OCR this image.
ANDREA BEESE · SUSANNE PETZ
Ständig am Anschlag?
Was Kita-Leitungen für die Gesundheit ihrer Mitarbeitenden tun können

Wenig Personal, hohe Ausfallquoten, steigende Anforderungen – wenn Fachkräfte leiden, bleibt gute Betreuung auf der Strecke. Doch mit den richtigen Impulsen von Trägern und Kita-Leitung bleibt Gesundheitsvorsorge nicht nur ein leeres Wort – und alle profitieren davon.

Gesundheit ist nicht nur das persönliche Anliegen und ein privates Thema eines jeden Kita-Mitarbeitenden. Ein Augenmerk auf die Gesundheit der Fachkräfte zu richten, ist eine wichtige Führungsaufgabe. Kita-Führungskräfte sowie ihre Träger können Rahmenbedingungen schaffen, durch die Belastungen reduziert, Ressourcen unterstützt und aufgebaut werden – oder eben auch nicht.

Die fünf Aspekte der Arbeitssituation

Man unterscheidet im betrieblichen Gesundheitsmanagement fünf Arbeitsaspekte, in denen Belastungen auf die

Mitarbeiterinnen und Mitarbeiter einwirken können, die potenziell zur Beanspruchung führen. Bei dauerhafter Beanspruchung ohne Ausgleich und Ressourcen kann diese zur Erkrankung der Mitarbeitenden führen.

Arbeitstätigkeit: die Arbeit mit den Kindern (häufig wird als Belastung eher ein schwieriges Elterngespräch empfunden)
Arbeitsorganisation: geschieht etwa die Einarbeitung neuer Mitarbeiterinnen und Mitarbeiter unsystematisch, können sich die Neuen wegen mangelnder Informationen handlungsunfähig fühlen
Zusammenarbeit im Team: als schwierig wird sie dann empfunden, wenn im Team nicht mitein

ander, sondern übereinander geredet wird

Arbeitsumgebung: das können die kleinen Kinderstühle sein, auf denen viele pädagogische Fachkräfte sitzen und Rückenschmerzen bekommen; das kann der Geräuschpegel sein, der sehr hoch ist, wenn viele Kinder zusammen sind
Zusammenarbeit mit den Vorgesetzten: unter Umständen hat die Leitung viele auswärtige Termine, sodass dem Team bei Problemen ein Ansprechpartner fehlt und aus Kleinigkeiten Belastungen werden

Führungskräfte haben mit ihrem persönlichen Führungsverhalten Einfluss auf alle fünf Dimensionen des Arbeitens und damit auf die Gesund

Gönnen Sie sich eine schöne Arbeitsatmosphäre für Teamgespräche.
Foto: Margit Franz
***
Instructions to follow:
Extract each line of the material exactly as it stands.

Output of the task:
OCR this image.
ANDREA BEESE · SUSANNE PETZ
Ständig am Anschlag?
Was Kita-Leitungen für die Gesundheit ihrer Mitarbeitenden tun können

Wenig Personal, hohe Ausfallquoten, steigende Anforderungen – wenn Fachkräfte leiden, bleibt gute Betreuung auf der Strecke. Doch mit den richtigen Impulsen von Trägern und Kita-Leitung bleibt Gesundheitsvorsorge nicht nur ein leeres Wort – und alle profitieren davon.

Gesundheit ist nicht nur das persönliche Anliegen und ein privates Thema eines jeden Kita-Mitarbeitenden. Ein Augenmerk auf die Gesundheit der Fachkräfte zu richten, ist eine wichtige Führungsaufgabe. Kita-Führungskräfte sowie ihre Träger können Rahmenbedingungen schaffen, durch die Belastungen reduziert, Ressourcen unterstützt und aufgebaut werden – oder eben auch nicht.

Die fünf Aspekte der Arbeitssituation

Man unterscheidet im betrieblichen Gesundheitsmanagement fünf Arbeitsaspekte, in denen Belastungen auf die

Mitarbeiterinnen und Mitarbeiter einwirken können, die potenziell zur Beanspruchung führen. Bei dauerhafter Beanspruchung ohne Ausgleich und Ressourcen kann diese zur Erkrankung der Mitarbeitenden führen.

Arbeitstätigkeit: die Arbeit mit den Kindern (häufig wird als Belastung eher ein schwieriges Elterngespräch empfunden)
Arbeitsorganisation: geschieht etwa die Einarbeitung neuer Mitarbeiterinnen und Mitarbeiter unsystematisch, können sich die Neuen wegen mangelnder Informationen handlungsunfähig fühlen
Zusammenarbeit im Team: als schwierig wird sie dann empfunden, wenn im Team nicht mitein

ander, sondern übereinander geredet wird

Arbeitsumgebung: das können die kleinen Kinderstühle sein, auf denen viele pädagogische Fachkräfte sitzen und Rückenschmerzen bekommen; das kann der Geräuschpegel sein, der sehr hoch ist, wenn viele Kinder zusammen sind
Zusammenarbeit mit den Vorgesetzten: unter Umständen hat die Leitung viele auswärtige Termine, sodass dem Team bei Problemen ein Ansprechpartner fehlt und aus Kleinigkeiten Belastungen werden

Führungskräfte haben mit ihrem persönlichen Führungsverhalten Einfluss auf alle fünf Dimensionen des Arbeitens und damit auf die Gesund

Gönnen Sie sich eine schöne Arbeitsatmosphäre für Teamgespräche.
Foto: Margit Franz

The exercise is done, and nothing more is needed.